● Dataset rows
↓↓↓

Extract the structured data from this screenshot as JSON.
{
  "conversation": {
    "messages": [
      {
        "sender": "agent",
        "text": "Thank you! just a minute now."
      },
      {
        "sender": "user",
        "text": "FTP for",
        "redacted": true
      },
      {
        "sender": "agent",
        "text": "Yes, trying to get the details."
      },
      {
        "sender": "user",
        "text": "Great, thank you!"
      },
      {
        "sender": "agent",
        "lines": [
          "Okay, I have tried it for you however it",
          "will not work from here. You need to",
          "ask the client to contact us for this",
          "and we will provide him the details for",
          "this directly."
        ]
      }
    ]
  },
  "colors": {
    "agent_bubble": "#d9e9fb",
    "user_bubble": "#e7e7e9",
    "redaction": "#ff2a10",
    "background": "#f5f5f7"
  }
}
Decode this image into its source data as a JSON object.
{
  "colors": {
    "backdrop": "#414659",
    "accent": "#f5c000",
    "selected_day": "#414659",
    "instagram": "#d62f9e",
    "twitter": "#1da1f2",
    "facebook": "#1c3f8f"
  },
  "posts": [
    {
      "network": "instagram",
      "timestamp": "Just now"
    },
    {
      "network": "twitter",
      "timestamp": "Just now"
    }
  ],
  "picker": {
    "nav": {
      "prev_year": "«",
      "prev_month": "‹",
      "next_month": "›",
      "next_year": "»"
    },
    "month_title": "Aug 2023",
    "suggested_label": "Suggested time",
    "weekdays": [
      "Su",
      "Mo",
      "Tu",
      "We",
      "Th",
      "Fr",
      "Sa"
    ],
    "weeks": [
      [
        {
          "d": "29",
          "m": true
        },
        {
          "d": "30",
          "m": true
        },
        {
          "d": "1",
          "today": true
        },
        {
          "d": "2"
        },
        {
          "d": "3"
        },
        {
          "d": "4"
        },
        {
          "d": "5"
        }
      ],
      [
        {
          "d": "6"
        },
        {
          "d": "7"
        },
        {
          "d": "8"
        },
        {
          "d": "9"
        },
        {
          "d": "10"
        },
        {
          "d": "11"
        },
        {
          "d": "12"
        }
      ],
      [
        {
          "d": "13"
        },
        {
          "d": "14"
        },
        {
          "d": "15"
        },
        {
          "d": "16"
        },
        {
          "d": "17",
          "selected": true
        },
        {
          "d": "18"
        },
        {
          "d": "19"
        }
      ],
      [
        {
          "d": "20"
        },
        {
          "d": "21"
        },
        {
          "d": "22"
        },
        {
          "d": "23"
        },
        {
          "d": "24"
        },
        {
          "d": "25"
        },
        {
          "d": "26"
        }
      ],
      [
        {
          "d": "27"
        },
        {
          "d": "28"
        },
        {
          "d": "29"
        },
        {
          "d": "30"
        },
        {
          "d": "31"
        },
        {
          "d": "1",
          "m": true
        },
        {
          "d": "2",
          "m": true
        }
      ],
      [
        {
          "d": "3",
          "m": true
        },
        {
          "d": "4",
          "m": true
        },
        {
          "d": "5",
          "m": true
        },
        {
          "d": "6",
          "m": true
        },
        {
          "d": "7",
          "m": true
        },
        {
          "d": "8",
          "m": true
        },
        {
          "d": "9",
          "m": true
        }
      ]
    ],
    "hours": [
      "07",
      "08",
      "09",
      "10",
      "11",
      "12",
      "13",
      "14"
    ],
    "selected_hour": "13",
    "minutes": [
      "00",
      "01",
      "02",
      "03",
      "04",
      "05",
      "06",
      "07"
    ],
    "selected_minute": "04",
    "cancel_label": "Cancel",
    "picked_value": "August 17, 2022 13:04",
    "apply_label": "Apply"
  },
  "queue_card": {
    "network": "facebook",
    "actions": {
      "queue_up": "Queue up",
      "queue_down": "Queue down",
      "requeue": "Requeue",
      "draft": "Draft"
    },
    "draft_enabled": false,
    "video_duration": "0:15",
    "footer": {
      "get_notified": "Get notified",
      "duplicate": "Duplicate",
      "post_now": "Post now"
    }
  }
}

↑↑↑

Pick out all lines containing the string "details".

● SOLUTION FOR THIS PROBLEM
        "text": "Yes, trying to get the details."
          "and we will provide him the details for",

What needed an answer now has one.